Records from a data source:

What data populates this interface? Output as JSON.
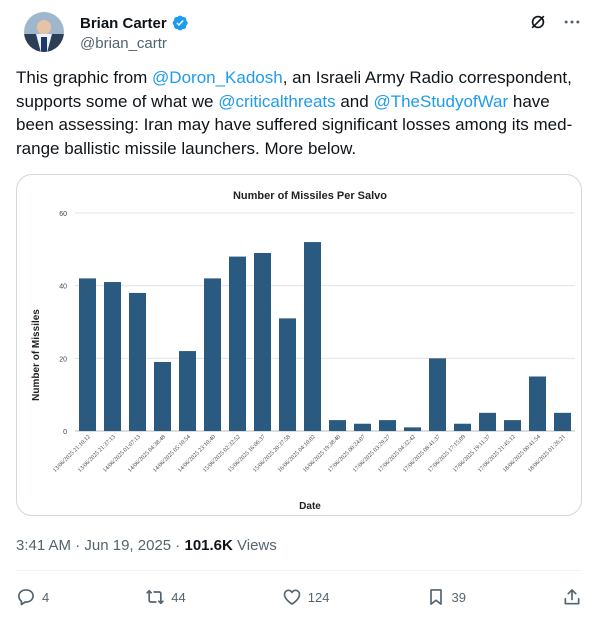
{
  "author": {
    "name": "Brian Carter",
    "handle": "@brian_cartr"
  },
  "tweet": {
    "t1": "This graphic from ",
    "m1": "@Doron_Kadosh",
    "t2": ", an Israeli Army Radio correspondent, supports some of what we ",
    "m2": "@criticalthreats",
    "t3": " and ",
    "m3": "@TheStudyofWar",
    "t4": " have been assessing: Iran may have suffered significant losses among its med-range ballistic missile launchers. More below."
  },
  "meta": {
    "time": "3:41 AM",
    "sep": " · ",
    "date": "Jun 19, 2025",
    "dot": " · ",
    "views_count": "101.6K",
    "views_label": " Views"
  },
  "actions": {
    "replies": "4",
    "reposts": "44",
    "likes": "124",
    "bookmarks": "39"
  },
  "colors": {
    "accent": "#1d9bf0",
    "bar": "#2a5a80",
    "muted": "#536471"
  },
  "icons": [
    "verified-icon",
    "grok-icon",
    "more-icon",
    "reply-icon",
    "repost-icon",
    "like-icon",
    "bookmark-icon",
    "share-icon"
  ],
  "chart_data": {
    "type": "bar",
    "title": "Number of Missiles Per Salvo",
    "xlabel": "Date",
    "ylabel": "Number of Missiles",
    "ylim": [
      0,
      60
    ],
    "yticks": [
      0,
      20,
      40,
      60
    ],
    "grid": true,
    "categories": [
      "13/06/2025 21:10:12",
      "13/06/2025 21:37:13",
      "14/06/2025 01:07:13",
      "14/06/2025 04:38:48",
      "14/06/2025 05:10:54",
      "14/06/2025 23:10:40",
      "15/06/2025 02:32:52",
      "15/06/2025 16:06:37",
      "15/06/2025 20:37:58",
      "16/06/2025 04:10:02",
      "16/06/2025 19:38:40",
      "17/06/2025 00:24:07",
      "17/06/2025 03:29:27",
      "17/06/2025 04:32:42",
      "17/06/2025 08:41:37",
      "17/06/2025 17:15:09",
      "17/06/2025 19:11:37",
      "17/06/2025 21:45:12",
      "18/06/2025 00:41:54",
      "18/06/2025 01:26:21"
    ],
    "values": [
      42,
      41,
      38,
      19,
      22,
      42,
      48,
      49,
      31,
      52,
      3,
      2,
      3,
      1,
      20,
      2,
      5,
      3,
      15,
      5
    ]
  }
}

Exercise description ::
Select all lines in the listing above where the word "Missiles" appears, and show them.

Answer to the task ::
    "title": "Number of Missiles Per Salvo",
    "ylabel": "Number of Missiles",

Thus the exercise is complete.